---------- SOURCE RECORDS

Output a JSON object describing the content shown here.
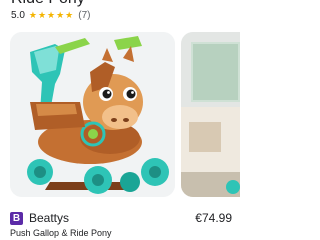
{
  "product": {
    "title": "Ride Pony",
    "rating_value": "5.0",
    "stars": "★★★★★",
    "review_count": "(7)"
  },
  "listing": {
    "seller_logo_letter": "B",
    "seller_name": "Beattys",
    "price": "€74.99",
    "product_name": "Push Gallop & Ride Pony"
  },
  "colors": {
    "seller_brand": "#5b2aa7",
    "star": "#f4b400",
    "toy_teal": "#2ec4b6",
    "toy_brown": "#b86b36",
    "toy_green": "#8bd44a"
  },
  "icons": {
    "rating": "star-icon"
  }
}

--------------------

● GOAL OF THE EXERCISE
Quote the material in full and exactly; do not carry over its pictures.

● REPLY
Output a JSON object describing the content shown here.
{
  "product": {
    "title": "Ride Pony",
    "rating_value": "5.0",
    "stars": "★★★★★",
    "review_count": "(7)"
  },
  "listing": {
    "seller_logo_letter": "B",
    "seller_name": "Beattys",
    "price": "€74.99",
    "product_name": "Push Gallop & Ride Pony"
  },
  "colors": {
    "seller_brand": "#5b2aa7",
    "star": "#f4b400",
    "toy_teal": "#2ec4b6",
    "toy_brown": "#b86b36",
    "toy_green": "#8bd44a"
  },
  "icons": {
    "rating": "star-icon"
  }
}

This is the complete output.